## WHAT YOU WILL DO
Copy out all of the data exactly as it appears.

[Collected data entries]
::::::::

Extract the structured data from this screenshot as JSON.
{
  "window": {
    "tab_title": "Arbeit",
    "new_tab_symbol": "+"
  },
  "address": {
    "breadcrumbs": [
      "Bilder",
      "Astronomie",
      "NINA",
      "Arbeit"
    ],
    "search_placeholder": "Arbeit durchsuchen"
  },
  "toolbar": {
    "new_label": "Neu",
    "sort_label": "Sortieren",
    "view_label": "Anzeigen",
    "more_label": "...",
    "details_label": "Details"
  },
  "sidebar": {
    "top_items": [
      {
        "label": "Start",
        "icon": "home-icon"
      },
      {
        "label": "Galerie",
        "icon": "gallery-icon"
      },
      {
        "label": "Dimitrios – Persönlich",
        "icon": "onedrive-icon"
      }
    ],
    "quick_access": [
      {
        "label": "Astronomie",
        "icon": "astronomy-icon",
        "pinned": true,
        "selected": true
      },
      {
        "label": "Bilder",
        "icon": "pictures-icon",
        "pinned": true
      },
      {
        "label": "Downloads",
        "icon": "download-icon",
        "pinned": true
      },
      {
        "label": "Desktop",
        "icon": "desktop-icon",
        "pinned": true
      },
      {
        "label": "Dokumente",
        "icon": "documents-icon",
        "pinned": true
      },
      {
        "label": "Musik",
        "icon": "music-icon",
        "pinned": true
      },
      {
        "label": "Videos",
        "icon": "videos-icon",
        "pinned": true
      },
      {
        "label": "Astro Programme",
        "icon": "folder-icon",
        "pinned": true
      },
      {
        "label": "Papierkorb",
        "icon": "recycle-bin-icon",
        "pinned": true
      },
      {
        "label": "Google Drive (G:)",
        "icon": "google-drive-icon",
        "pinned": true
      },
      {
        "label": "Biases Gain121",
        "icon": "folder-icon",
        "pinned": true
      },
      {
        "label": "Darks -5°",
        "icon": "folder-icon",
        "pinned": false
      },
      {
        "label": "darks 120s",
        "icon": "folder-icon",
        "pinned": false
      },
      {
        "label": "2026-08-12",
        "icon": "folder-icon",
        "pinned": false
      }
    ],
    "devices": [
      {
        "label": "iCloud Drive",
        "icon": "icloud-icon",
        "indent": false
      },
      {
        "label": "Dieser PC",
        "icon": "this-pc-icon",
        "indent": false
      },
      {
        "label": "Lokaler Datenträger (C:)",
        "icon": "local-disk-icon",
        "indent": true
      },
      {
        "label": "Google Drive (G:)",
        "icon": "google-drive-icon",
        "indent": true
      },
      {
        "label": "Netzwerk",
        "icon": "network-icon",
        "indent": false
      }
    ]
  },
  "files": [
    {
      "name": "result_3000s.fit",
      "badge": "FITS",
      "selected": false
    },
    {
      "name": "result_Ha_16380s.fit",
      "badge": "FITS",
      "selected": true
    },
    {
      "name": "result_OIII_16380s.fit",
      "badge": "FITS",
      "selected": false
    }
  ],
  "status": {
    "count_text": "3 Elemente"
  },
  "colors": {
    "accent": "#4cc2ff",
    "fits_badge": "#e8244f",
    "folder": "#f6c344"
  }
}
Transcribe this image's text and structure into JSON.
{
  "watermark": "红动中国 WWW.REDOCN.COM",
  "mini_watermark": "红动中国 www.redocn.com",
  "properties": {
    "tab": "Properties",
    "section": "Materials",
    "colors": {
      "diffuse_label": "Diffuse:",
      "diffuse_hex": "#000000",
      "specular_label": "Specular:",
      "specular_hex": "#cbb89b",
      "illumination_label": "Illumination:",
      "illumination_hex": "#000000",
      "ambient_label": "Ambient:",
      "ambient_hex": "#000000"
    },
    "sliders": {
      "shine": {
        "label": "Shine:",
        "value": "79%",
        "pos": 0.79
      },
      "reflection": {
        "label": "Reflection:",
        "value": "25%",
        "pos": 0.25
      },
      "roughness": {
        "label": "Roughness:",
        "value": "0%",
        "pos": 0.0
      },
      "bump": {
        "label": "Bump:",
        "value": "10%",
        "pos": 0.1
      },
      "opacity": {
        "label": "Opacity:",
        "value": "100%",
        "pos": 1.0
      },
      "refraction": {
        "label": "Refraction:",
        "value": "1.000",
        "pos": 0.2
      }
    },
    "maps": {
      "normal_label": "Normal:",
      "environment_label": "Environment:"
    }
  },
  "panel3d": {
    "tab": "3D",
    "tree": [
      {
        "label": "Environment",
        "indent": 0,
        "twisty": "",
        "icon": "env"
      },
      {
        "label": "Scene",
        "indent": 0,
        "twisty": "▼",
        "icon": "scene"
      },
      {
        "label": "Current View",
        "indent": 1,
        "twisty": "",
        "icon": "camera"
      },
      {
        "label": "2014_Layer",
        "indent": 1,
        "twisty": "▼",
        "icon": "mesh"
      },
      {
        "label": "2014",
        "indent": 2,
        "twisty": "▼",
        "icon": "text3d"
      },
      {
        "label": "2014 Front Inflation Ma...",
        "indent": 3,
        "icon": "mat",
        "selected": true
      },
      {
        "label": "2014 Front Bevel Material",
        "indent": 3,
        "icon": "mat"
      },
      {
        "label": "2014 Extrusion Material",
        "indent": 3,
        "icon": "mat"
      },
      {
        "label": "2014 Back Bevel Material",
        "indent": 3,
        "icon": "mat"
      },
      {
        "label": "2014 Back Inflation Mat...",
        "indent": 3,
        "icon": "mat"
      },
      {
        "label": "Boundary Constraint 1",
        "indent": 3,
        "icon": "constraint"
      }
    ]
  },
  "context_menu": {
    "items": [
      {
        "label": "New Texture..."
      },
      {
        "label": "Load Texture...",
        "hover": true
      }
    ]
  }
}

::::::::

## EXERCISE OUTPUT
Extract the structured data from this screenshot as JSON.
{
  "window": {
    "tab_title": "Arbeit",
    "new_tab_symbol": "+"
  },
  "address": {
    "breadcrumbs": [
      "Bilder",
      "Astronomie",
      "NINA",
      "Arbeit"
    ],
    "search_placeholder": "Arbeit durchsuchen"
  },
  "toolbar": {
    "new_label": "Neu",
    "sort_label": "Sortieren",
    "view_label": "Anzeigen",
    "more_label": "...",
    "details_label": "Details"
  },
  "sidebar": {
    "top_items": [
      {
        "label": "Start",
        "icon": "home-icon"
      },
      {
        "label": "Galerie",
        "icon": "gallery-icon"
      },
      {
        "label": "Dimitrios – Persönlich",
        "icon": "onedrive-icon"
      }
    ],
    "quick_access": [
      {
        "label": "Astronomie",
        "icon": "astronomy-icon",
        "pinned": true,
        "selected": true
      },
      {
        "label": "Bilder",
        "icon": "pictures-icon",
        "pinned": true
      },
      {
        "label": "Downloads",
        "icon": "download-icon",
        "pinned": true
      },
      {
        "label": "Desktop",
        "icon": "desktop-icon",
        "pinned": true
      },
      {
        "label": "Dokumente",
        "icon": "documents-icon",
        "pinned": true
      },
      {
        "label": "Musik",
        "icon": "music-icon",
        "pinned": true
      },
      {
        "label": "Videos",
        "icon": "videos-icon",
        "pinned": true
      },
      {
        "label": "Astro Programme",
        "icon": "folder-icon",
        "pinned": true
      },
      {
        "label": "Papierkorb",
        "icon": "recycle-bin-icon",
        "pinned": true
      },
      {
        "label": "Google Drive (G:)",
        "icon": "google-drive-icon",
        "pinned": true
      },
      {
        "label": "Biases Gain121",
        "icon": "folder-icon",
        "pinned": true
      },
      {
        "label": "Darks -5°",
        "icon": "folder-icon",
        "pinned": false
      },
      {
        "label": "darks 120s",
        "icon": "folder-icon",
        "pinned": false
      },
      {
        "label": "2026-08-12",
        "icon": "folder-icon",
        "pinned": false
      }
    ],
    "devices": [
      {
        "label": "iCloud Drive",
        "icon": "icloud-icon",
        "indent": false
      },
      {
        "label": "Dieser PC",
        "icon": "this-pc-icon",
        "indent": false
      },
      {
        "label": "Lokaler Datenträger (C:)",
        "icon": "local-disk-icon",
        "indent": true
      },
      {
        "label": "Google Drive (G:)",
        "icon": "google-drive-icon",
        "indent": true
      },
      {
        "label": "Netzwerk",
        "icon": "network-icon",
        "indent": false
      }
    ]
  },
  "files": [
    {
      "name": "result_3000s.fit",
      "badge": "FITS",
      "selected": false
    },
    {
      "name": "result_Ha_16380s.fit",
      "badge": "FITS",
      "selected": true
    },
    {
      "name": "result_OIII_16380s.fit",
      "badge": "FITS",
      "selected": false
    }
  ],
  "status": {
    "count_text": "3 Elemente"
  },
  "colors": {
    "accent": "#4cc2ff",
    "fits_badge": "#e8244f",
    "folder": "#f6c344"
  }
}
Transcribe this image's text and structure into JSON.
{
  "watermark": "红动中国 WWW.REDOCN.COM",
  "mini_watermark": "红动中国 www.redocn.com",
  "properties": {
    "tab": "Properties",
    "section": "Materials",
    "colors": {
      "diffuse_label": "Diffuse:",
      "diffuse_hex": "#000000",
      "specular_label": "Specular:",
      "specular_hex": "#cbb89b",
      "illumination_label": "Illumination:",
      "illumination_hex": "#000000",
      "ambient_label": "Ambient:",
      "ambient_hex": "#000000"
    },
    "sliders": {
      "shine": {
        "label": "Shine:",
        "value": "79%",
        "pos": 0.79
      },
      "reflection": {
        "label": "Reflection:",
        "value": "25%",
        "pos": 0.25
      },
      "roughness": {
        "label": "Roughness:",
        "value": "0%",
        "pos": 0.0
      },
      "bump": {
        "label": "Bump:",
        "value": "10%",
        "pos": 0.1
      },
      "opacity": {
        "label": "Opacity:",
        "value": "100%",
        "pos": 1.0
      },
      "refraction": {
        "label": "Refraction:",
        "value": "1.000",
        "pos": 0.2
      }
    },
    "maps": {
      "normal_label": "Normal:",
      "environment_label": "Environment:"
    }
  },
  "panel3d": {
    "tab": "3D",
    "tree": [
      {
        "label": "Environment",
        "indent": 0,
        "twisty": "",
        "icon": "env"
      },
      {
        "label": "Scene",
        "indent": 0,
        "twisty": "▼",
        "icon": "scene"
      },
      {
        "label": "Current View",
        "indent": 1,
        "twisty": "",
        "icon": "camera"
      },
      {
        "label": "2014_Layer",
        "indent": 1,
        "twisty": "▼",
        "icon": "mesh"
      },
      {
        "label": "2014",
        "indent": 2,
        "twisty": "▼",
        "icon": "text3d"
      },
      {
        "label": "2014 Front Inflation Ma...",
        "indent": 3,
        "icon": "mat",
        "selected": true
      },
      {
        "label": "2014 Front Bevel Material",
        "indent": 3,
        "icon": "mat"
      },
      {
        "label": "2014 Extrusion Material",
        "indent": 3,
        "icon": "mat"
      },
      {
        "label": "2014 Back Bevel Material",
        "indent": 3,
        "icon": "mat"
      },
      {
        "label": "2014 Back Inflation Mat...",
        "indent": 3,
        "icon": "mat"
      },
      {
        "label": "Boundary Constraint 1",
        "indent": 3,
        "icon": "constraint"
      }
    ]
  },
  "context_menu": {
    "items": [
      {
        "label": "New Texture..."
      },
      {
        "label": "Load Texture...",
        "hover": true
      }
    ]
  }
}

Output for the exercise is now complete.